▸ INSTRUCTIONS TO FOLLOW
Every record that follows must be duplicated exactly, with images left out.
— begin RECORDS SUPPLIED —
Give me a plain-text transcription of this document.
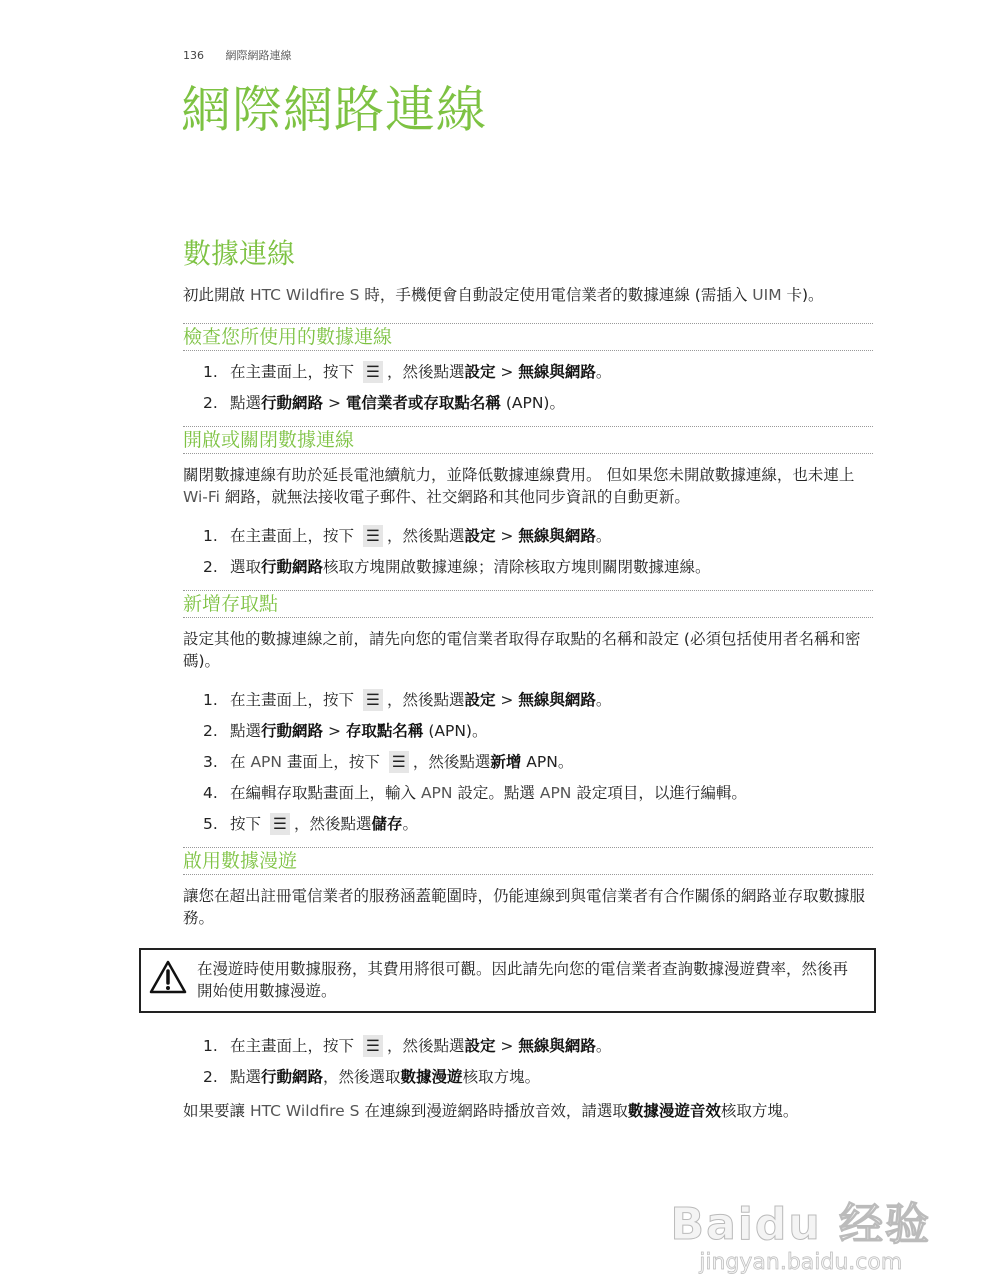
136 網際網路連線
網際網路連線
數據連線

初此開啟 HTC Wildfire S 時，手機便會自動設定使用電信業者的數據連線 (需插入 UIM 卡)。

檢查您所使用的數據連線
1. 在主畫面上，按下 ☰ ，然後點選設定 > 無線與網路。
2. 點選行動網路 > 電信業者或存取點名稱 (APN)。
開啟或關閉數據連線

關閉數據連線有助於延長電池續航力，並降低數據連線費用。 但如果您未開啟數據連線，也未連上 Wi-Fi 網路，就無法接收電子郵件、社交網路和其他同步資訊的自動更新。

1. 在主畫面上，按下 ☰ ，然後點選設定 > 無線與網路。
2. 選取行動網路核取方塊開啟數據連線；清除核取方塊則關閉數據連線。
新增存取點

設定其他的數據連線之前，請先向您的電信業者取得存取點的名稱和設定 (必須包括使用者名稱和密碼)。

1. 在主畫面上，按下 ☰ ，然後點選設定 > 無線與網路。
2. 點選行動網路 > 存取點名稱 (APN)。
3. 在 APN 畫面上，按下 ☰ ，然後點選新增 APN。
4. 在編輯存取點畫面上，輸入 APN 設定。點選 APN 設定項目，以進行編輯。
5. 按下 ☰ ，然後點選儲存。
啟用數據漫遊

讓您在超出註冊電信業者的服務涵蓋範圍時，仍能連線到與電信業者有合作關係的網路並存取數據服務。

在漫遊時使用數據服務，其費用將很可觀。因此請先向您的電信業者查詢數據漫遊費率，然後再開始使用數據漫遊。
1. 在主畫面上，按下 ☰ ，然後點選設定 > 無線與網路。
2. 點選行動網路，然後選取數據漫遊核取方塊。

如果要讓 HTC Wildfire S 在連線到漫遊網路時播放音效，請選取數據漫遊音效核取方塊。

Baidu 经验
jingyan.baidu.com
— end RECORDS SUPPLIED —
▸ RESULT FOR THIS EXERCISE
Give me a plain-text transcription of this document.
136 網際網路連線
網際網路連線
數據連線

初此開啟 HTC Wildfire S 時，手機便會自動設定使用電信業者的數據連線 (需插入 UIM 卡)。

檢查您所使用的數據連線
1. 在主畫面上，按下 ☰ ，然後點選設定 > 無線與網路。
2. 點選行動網路 > 電信業者或存取點名稱 (APN)。
開啟或關閉數據連線

關閉數據連線有助於延長電池續航力，並降低數據連線費用。 但如果您未開啟數據連線，也未連上 Wi-Fi 網路，就無法接收電子郵件、社交網路和其他同步資訊的自動更新。

1. 在主畫面上，按下 ☰ ，然後點選設定 > 無線與網路。
2. 選取行動網路核取方塊開啟數據連線；清除核取方塊則關閉數據連線。
新增存取點

設定其他的數據連線之前，請先向您的電信業者取得存取點的名稱和設定 (必須包括使用者名稱和密碼)。

1. 在主畫面上，按下 ☰ ，然後點選設定 > 無線與網路。
2. 點選行動網路 > 存取點名稱 (APN)。
3. 在 APN 畫面上，按下 ☰ ，然後點選新增 APN。
4. 在編輯存取點畫面上，輸入 APN 設定。點選 APN 設定項目，以進行編輯。
5. 按下 ☰ ，然後點選儲存。
啟用數據漫遊

讓您在超出註冊電信業者的服務涵蓋範圍時，仍能連線到與電信業者有合作關係的網路並存取數據服務。

在漫遊時使用數據服務，其費用將很可觀。因此請先向您的電信業者查詢數據漫遊費率，然後再開始使用數據漫遊。
1. 在主畫面上，按下 ☰ ，然後點選設定 > 無線與網路。
2. 點選行動網路，然後選取數據漫遊核取方塊。

如果要讓 HTC Wildfire S 在連線到漫遊網路時播放音效，請選取數據漫遊音效核取方塊。

Baidu 经验
jingyan.baidu.com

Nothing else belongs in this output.